**YOUR TASK**
Take the material below and retype it in full; pictures are left out.

(Collected data entries)
═══

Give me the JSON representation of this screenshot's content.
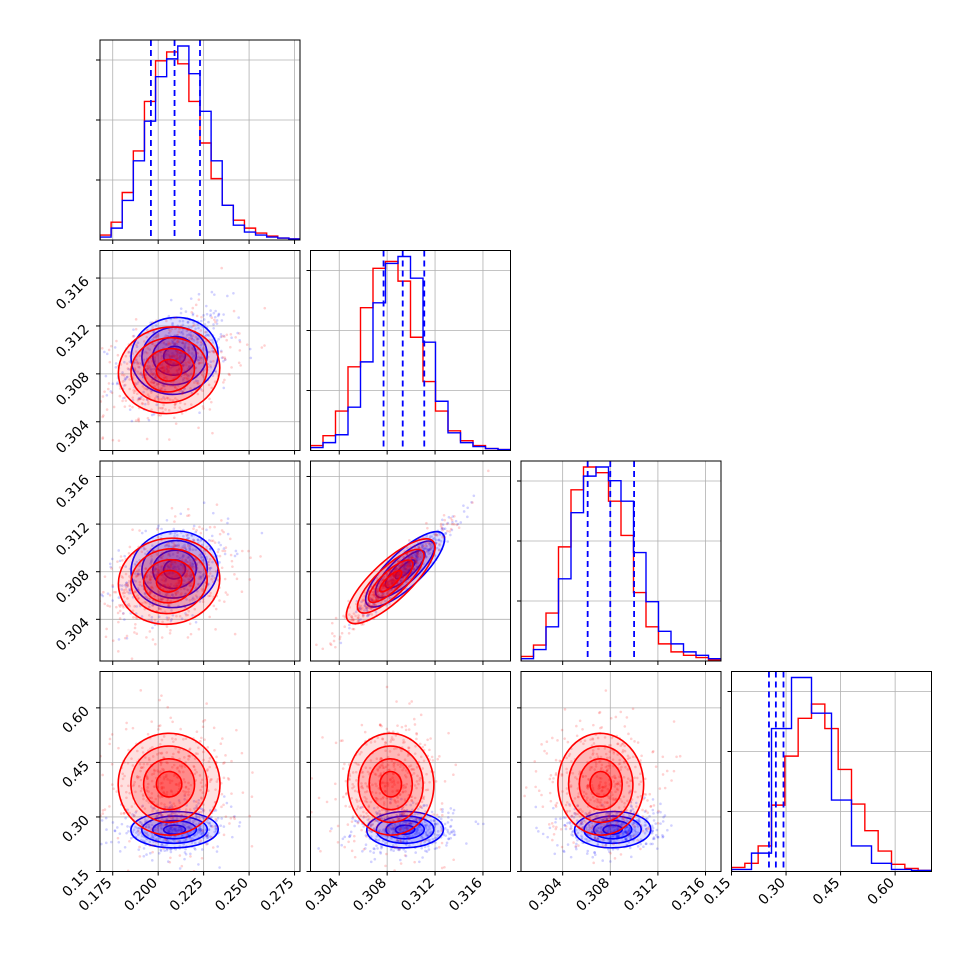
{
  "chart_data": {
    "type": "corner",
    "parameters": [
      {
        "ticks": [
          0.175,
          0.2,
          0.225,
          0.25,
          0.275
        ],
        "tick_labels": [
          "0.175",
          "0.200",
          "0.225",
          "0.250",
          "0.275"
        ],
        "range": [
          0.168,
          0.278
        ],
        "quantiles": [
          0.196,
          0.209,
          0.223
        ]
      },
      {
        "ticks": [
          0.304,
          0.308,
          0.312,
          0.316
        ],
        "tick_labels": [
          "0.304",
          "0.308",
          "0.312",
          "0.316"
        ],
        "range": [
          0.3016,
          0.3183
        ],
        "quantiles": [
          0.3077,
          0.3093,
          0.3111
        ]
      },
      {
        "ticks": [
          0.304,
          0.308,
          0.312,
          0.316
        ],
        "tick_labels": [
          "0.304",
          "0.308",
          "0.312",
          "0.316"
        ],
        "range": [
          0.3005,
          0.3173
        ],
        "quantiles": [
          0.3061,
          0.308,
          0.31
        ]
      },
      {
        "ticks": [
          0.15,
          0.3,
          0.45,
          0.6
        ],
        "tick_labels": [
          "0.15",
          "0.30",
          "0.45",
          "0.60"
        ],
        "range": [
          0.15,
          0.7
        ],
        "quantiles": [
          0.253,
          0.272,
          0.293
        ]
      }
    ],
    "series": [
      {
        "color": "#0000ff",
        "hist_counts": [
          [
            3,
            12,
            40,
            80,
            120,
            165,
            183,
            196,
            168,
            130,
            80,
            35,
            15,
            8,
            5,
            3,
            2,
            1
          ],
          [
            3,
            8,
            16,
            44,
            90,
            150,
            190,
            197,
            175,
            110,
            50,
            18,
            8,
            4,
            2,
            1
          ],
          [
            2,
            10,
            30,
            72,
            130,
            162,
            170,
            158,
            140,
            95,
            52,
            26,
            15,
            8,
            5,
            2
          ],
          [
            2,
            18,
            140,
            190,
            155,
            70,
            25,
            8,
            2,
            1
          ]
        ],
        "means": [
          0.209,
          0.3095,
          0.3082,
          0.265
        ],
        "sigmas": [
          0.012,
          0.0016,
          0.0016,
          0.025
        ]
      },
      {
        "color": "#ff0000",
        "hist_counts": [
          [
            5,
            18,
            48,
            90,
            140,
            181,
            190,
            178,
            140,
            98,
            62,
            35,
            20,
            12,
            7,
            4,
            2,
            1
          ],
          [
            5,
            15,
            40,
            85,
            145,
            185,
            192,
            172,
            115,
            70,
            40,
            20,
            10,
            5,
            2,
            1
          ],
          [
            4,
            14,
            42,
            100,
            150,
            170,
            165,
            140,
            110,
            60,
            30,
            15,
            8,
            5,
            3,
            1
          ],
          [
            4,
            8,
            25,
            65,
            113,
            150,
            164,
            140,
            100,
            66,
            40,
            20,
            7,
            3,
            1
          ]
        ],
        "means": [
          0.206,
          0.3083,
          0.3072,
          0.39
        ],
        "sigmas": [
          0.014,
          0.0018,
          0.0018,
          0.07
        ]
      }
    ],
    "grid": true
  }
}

═══

**ANSWER TO THIS EXERCISE**
Give me the JSON representation of this screenshot's content.
{
  "chart_data": {
    "type": "corner",
    "parameters": [
      {
        "ticks": [
          0.175,
          0.2,
          0.225,
          0.25,
          0.275
        ],
        "tick_labels": [
          "0.175",
          "0.200",
          "0.225",
          "0.250",
          "0.275"
        ],
        "range": [
          0.168,
          0.278
        ],
        "quantiles": [
          0.196,
          0.209,
          0.223
        ]
      },
      {
        "ticks": [
          0.304,
          0.308,
          0.312,
          0.316
        ],
        "tick_labels": [
          "0.304",
          "0.308",
          "0.312",
          "0.316"
        ],
        "range": [
          0.3016,
          0.3183
        ],
        "quantiles": [
          0.3077,
          0.3093,
          0.3111
        ]
      },
      {
        "ticks": [
          0.304,
          0.308,
          0.312,
          0.316
        ],
        "tick_labels": [
          "0.304",
          "0.308",
          "0.312",
          "0.316"
        ],
        "range": [
          0.3005,
          0.3173
        ],
        "quantiles": [
          0.3061,
          0.308,
          0.31
        ]
      },
      {
        "ticks": [
          0.15,
          0.3,
          0.45,
          0.6
        ],
        "tick_labels": [
          "0.15",
          "0.30",
          "0.45",
          "0.60"
        ],
        "range": [
          0.15,
          0.7
        ],
        "quantiles": [
          0.253,
          0.272,
          0.293
        ]
      }
    ],
    "series": [
      {
        "color": "#0000ff",
        "hist_counts": [
          [
            3,
            12,
            40,
            80,
            120,
            165,
            183,
            196,
            168,
            130,
            80,
            35,
            15,
            8,
            5,
            3,
            2,
            1
          ],
          [
            3,
            8,
            16,
            44,
            90,
            150,
            190,
            197,
            175,
            110,
            50,
            18,
            8,
            4,
            2,
            1
          ],
          [
            2,
            10,
            30,
            72,
            130,
            162,
            170,
            158,
            140,
            95,
            52,
            26,
            15,
            8,
            5,
            2
          ],
          [
            2,
            18,
            140,
            190,
            155,
            70,
            25,
            8,
            2,
            1
          ]
        ],
        "means": [
          0.209,
          0.3095,
          0.3082,
          0.265
        ],
        "sigmas": [
          0.012,
          0.0016,
          0.0016,
          0.025
        ]
      },
      {
        "color": "#ff0000",
        "hist_counts": [
          [
            5,
            18,
            48,
            90,
            140,
            181,
            190,
            178,
            140,
            98,
            62,
            35,
            20,
            12,
            7,
            4,
            2,
            1
          ],
          [
            5,
            15,
            40,
            85,
            145,
            185,
            192,
            172,
            115,
            70,
            40,
            20,
            10,
            5,
            2,
            1
          ],
          [
            4,
            14,
            42,
            100,
            150,
            170,
            165,
            140,
            110,
            60,
            30,
            15,
            8,
            5,
            3,
            1
          ],
          [
            4,
            8,
            25,
            65,
            113,
            150,
            164,
            140,
            100,
            66,
            40,
            20,
            7,
            3,
            1
          ]
        ],
        "means": [
          0.206,
          0.3083,
          0.3072,
          0.39
        ],
        "sigmas": [
          0.014,
          0.0018,
          0.0018,
          0.07
        ]
      }
    ],
    "grid": true
  }
}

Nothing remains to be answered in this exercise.